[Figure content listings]
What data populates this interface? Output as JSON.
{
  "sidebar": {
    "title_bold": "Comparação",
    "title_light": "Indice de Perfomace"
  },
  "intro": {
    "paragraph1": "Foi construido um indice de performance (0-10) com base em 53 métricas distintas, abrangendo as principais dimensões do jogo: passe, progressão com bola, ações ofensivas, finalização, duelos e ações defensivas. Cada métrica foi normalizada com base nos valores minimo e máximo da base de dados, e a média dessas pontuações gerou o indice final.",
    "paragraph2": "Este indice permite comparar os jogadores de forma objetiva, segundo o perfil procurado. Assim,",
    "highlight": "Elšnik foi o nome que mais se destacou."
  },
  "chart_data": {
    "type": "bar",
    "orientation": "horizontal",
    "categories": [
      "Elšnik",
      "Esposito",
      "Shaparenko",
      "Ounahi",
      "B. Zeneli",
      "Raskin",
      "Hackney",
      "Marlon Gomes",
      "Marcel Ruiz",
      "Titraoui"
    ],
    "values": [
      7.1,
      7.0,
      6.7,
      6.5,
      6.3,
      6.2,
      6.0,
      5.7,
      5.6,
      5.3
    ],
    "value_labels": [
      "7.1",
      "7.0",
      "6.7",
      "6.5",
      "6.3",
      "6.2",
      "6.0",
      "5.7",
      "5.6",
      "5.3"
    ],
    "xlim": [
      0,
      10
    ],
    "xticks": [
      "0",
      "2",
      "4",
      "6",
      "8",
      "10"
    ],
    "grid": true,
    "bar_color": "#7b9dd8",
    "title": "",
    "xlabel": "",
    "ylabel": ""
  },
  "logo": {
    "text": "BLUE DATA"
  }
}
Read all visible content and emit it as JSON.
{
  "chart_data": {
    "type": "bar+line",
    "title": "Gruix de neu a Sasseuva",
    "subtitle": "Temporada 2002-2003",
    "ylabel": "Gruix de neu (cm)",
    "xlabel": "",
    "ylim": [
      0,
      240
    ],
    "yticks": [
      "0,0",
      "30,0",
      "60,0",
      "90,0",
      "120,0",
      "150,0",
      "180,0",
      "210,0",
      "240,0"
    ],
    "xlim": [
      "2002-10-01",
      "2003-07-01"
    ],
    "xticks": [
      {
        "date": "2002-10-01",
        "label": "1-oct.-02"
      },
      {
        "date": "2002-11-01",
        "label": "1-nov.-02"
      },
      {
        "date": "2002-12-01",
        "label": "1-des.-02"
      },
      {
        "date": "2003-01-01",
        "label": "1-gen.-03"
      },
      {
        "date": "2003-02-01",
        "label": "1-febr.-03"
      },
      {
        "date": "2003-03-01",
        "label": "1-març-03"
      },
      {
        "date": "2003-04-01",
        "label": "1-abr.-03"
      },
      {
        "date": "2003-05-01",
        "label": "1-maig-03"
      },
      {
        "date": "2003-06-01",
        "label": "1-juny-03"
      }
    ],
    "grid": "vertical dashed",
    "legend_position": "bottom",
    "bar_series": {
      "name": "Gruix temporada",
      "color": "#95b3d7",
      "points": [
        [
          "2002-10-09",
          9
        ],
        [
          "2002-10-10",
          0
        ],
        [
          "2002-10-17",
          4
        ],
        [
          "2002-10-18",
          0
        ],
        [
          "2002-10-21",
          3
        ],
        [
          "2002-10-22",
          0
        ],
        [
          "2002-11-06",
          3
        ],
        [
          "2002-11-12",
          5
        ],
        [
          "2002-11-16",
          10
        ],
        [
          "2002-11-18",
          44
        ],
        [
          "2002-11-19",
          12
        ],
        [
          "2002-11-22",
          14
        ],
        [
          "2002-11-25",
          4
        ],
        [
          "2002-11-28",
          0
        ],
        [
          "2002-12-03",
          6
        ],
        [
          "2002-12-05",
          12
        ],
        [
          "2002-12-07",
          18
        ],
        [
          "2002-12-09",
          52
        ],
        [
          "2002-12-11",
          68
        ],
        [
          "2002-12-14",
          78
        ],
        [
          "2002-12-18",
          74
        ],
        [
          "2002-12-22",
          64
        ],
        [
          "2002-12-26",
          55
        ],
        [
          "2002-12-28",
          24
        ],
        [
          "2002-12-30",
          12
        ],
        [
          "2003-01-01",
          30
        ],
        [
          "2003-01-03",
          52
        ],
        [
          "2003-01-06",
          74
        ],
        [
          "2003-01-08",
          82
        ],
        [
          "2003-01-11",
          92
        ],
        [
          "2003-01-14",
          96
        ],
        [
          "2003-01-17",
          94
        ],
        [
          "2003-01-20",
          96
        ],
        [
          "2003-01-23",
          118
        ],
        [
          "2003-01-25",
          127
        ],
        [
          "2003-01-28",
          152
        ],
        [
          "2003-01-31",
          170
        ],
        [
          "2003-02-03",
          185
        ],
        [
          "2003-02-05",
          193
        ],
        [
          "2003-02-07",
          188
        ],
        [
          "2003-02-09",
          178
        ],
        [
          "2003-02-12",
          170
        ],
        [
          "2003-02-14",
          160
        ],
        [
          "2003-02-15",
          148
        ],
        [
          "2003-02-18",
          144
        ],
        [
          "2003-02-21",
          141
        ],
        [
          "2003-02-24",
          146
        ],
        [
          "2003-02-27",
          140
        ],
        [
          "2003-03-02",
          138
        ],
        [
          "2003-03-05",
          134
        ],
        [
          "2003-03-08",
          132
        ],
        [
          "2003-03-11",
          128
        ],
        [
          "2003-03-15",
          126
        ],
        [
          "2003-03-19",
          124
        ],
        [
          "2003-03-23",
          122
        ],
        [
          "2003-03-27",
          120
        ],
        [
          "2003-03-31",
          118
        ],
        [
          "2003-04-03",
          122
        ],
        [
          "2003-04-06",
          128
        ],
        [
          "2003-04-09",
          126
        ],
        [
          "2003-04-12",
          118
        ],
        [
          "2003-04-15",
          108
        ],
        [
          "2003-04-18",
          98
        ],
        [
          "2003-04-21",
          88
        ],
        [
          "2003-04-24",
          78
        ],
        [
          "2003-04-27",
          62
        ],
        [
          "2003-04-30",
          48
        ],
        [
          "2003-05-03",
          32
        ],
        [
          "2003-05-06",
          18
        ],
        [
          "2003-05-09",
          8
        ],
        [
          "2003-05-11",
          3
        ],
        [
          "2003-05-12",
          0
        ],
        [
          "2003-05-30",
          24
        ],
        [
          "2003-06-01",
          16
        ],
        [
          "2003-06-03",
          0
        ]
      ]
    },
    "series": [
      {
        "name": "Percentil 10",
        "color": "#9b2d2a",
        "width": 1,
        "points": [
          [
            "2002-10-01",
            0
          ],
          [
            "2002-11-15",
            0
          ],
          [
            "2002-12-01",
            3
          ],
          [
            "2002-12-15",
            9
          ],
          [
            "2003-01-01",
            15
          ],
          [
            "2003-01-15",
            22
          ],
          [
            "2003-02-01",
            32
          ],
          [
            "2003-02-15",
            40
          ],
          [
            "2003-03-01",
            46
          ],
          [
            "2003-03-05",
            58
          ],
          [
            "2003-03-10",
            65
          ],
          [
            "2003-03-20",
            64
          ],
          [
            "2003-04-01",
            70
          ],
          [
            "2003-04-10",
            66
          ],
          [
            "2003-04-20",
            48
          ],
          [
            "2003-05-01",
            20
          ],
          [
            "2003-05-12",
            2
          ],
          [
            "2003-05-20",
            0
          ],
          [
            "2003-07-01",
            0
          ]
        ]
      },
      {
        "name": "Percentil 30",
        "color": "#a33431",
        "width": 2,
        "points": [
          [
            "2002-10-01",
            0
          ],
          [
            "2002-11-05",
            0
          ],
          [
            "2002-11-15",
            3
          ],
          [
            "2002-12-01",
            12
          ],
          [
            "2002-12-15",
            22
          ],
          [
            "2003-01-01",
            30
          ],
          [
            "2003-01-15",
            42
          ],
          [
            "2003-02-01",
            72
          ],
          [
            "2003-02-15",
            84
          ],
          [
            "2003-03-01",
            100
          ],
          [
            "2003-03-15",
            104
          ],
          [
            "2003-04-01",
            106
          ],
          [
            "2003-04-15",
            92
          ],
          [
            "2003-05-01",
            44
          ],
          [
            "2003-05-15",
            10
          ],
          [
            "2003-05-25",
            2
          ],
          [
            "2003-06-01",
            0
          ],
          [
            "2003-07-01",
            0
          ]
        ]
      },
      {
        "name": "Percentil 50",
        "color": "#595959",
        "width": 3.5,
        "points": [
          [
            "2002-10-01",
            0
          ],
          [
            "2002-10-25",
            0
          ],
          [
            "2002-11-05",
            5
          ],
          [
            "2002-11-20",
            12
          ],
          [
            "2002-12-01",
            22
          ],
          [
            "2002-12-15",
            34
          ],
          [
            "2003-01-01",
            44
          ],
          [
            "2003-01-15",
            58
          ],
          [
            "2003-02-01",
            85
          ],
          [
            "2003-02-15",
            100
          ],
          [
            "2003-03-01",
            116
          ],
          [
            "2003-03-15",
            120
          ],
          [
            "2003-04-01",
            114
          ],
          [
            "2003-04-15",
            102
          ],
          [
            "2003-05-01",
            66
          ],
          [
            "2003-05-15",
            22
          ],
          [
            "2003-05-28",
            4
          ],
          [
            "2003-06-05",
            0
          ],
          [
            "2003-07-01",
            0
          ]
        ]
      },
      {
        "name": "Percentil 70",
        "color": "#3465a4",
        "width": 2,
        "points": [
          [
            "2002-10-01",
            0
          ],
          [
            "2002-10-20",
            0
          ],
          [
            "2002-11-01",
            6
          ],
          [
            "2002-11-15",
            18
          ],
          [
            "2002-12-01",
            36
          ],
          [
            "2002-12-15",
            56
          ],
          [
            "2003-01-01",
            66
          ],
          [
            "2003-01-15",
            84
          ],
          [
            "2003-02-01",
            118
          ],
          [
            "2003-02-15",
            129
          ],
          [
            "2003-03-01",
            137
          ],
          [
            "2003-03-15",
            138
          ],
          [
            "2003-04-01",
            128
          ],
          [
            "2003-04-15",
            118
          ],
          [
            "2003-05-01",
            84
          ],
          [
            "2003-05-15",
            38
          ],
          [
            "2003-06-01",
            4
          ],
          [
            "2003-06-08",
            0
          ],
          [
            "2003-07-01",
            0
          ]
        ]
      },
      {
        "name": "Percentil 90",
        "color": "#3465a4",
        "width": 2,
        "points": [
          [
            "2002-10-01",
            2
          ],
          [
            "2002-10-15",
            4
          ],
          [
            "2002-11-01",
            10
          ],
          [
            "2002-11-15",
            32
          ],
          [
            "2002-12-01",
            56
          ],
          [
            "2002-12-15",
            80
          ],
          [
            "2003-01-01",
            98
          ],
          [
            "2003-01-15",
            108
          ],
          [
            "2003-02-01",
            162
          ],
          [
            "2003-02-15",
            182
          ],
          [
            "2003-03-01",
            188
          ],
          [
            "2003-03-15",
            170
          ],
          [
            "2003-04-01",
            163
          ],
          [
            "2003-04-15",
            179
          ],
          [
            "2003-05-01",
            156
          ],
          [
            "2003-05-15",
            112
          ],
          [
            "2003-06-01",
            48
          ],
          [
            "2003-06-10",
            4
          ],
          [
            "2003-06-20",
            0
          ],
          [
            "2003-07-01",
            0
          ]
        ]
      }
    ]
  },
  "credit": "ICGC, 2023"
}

## WORK TO DO
From the listing, copy every line where the string "date" appears.

## ANSWER
        "date": "2002-10-01",
        "date": "2002-11-01",
        "date": "2002-12-01",
        "date": "2003-01-01",
        "date": "2003-02-01",
        "date": "2003-03-01",
        "date": "2003-04-01",
        "date": "2003-05-01",
        "date": "2003-06-01",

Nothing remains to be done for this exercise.